Extracted entries:

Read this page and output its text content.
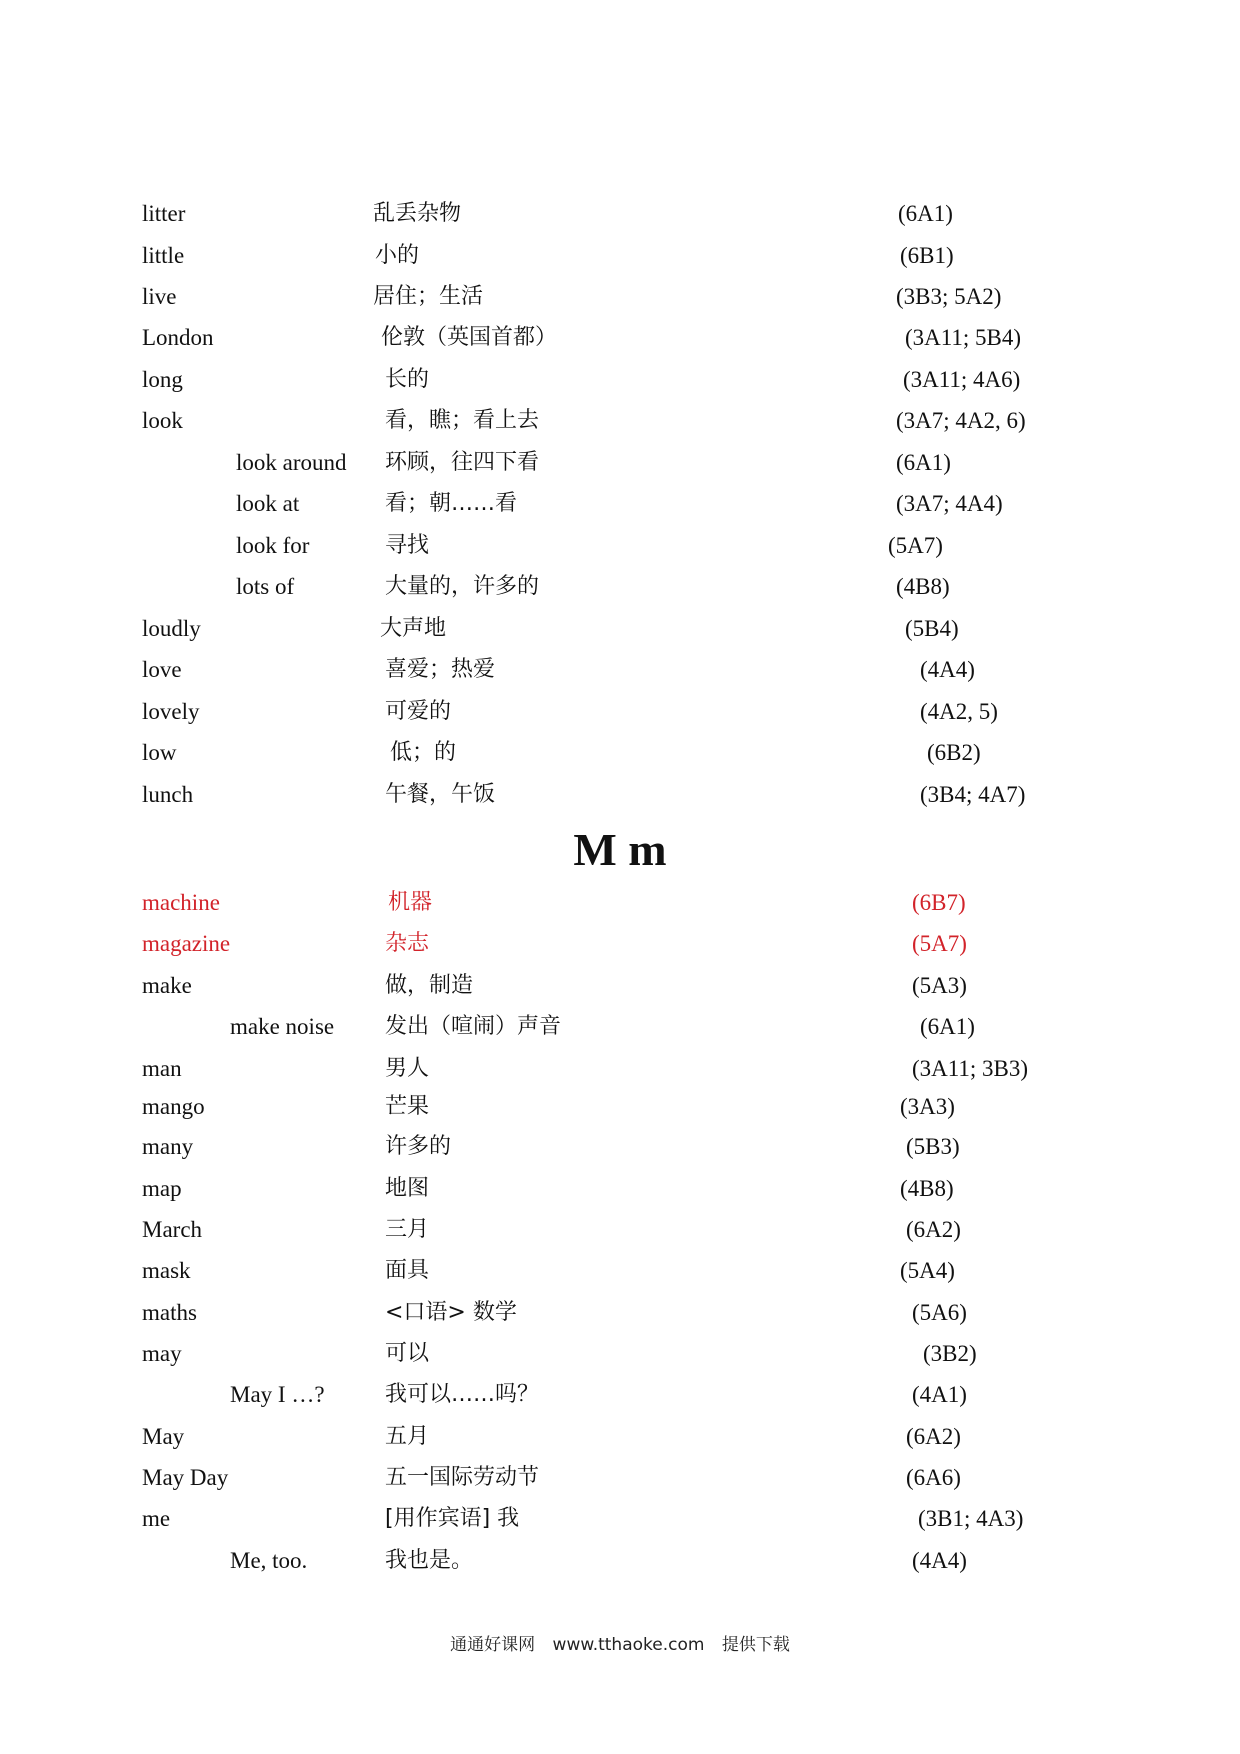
litter	乱丢杂物	(6A1)
little	小的	(6B1)
live	居住；生活	(3B3; 5A2)
London	伦敦（英国首都）	(3A11; 5B4)
long	长的	(3A11; 4A6)
look	看，瞧；看上去	(3A7; 4A2, 6)
look around 环顾，往四下看	(6A1)
look at	看；朝……看	(3A7; 4A4)
look for	寻找	(5A7)
lots of	大量的，许多的	(4B8)
loudly	大声地	(5B4)
love	喜爱；热爱	(4A4)
lovely	可爱的	(4A2, 5)
low	低；的	(6B2)
lunch	午餐，午饭	(3B4; 4A7)
M m
machine	机器	(6B7)
magazine	杂志	(5A7)
make	做，制造	(5A3)
make noise 发出（喧闹）声音	(6A1)
man	男人	(3A11; 3B3)
mango	芒果	(3A3)
many	许多的	(5B3)
map	地图	(4B8)
March	三月	(6A2)
mask	面具	(5A4)
maths	<口语> 数学	(5A6)
may	可以	(3B2)
May I …?	我可以……吗？	(4A1)
May	五月	(6A2)
May Day	五一国际劳动节	(6A6)
me	[用作宾语] 我	(3B1; 4A3)
Me, too.	我也是。	(4A4)
通通好课网 www.tthaoke.com 提供下载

Objective: Copy the material above exactly and drop the pictures.

Result of this task:
Read this page and output its text content.
litter	乱丢杂物	(6A1)
little	小的	(6B1)
live	居住；生活	(3B3; 5A2)
London	伦敦（英国首都）	(3A11; 5B4)
long	长的	(3A11; 4A6)
look	看，瞧；看上去	(3A7; 4A2, 6)
look around 环顾，往四下看	(6A1)
look at	看；朝……看	(3A7; 4A4)
look for	寻找	(5A7)
lots of	大量的，许多的	(4B8)
loudly	大声地	(5B4)
love	喜爱；热爱	(4A4)
lovely	可爱的	(4A2, 5)
low	低；的	(6B2)
lunch	午餐，午饭	(3B4; 4A7)
M m
machine	机器	(6B7)
magazine	杂志	(5A7)
make	做，制造	(5A3)
make noise 发出（喧闹）声音	(6A1)
man	男人	(3A11; 3B3)
mango	芒果	(3A3)
many	许多的	(5B3)
map	地图	(4B8)
March	三月	(6A2)
mask	面具	(5A4)
maths	<口语> 数学	(5A6)
may	可以	(3B2)
May I …?	我可以……吗？	(4A1)
May	五月	(6A2)
May Day	五一国际劳动节	(6A6)
me	[用作宾语] 我	(3B1; 4A3)
Me, too.	我也是。	(4A4)
通通好课网 www.tthaoke.com 提供下载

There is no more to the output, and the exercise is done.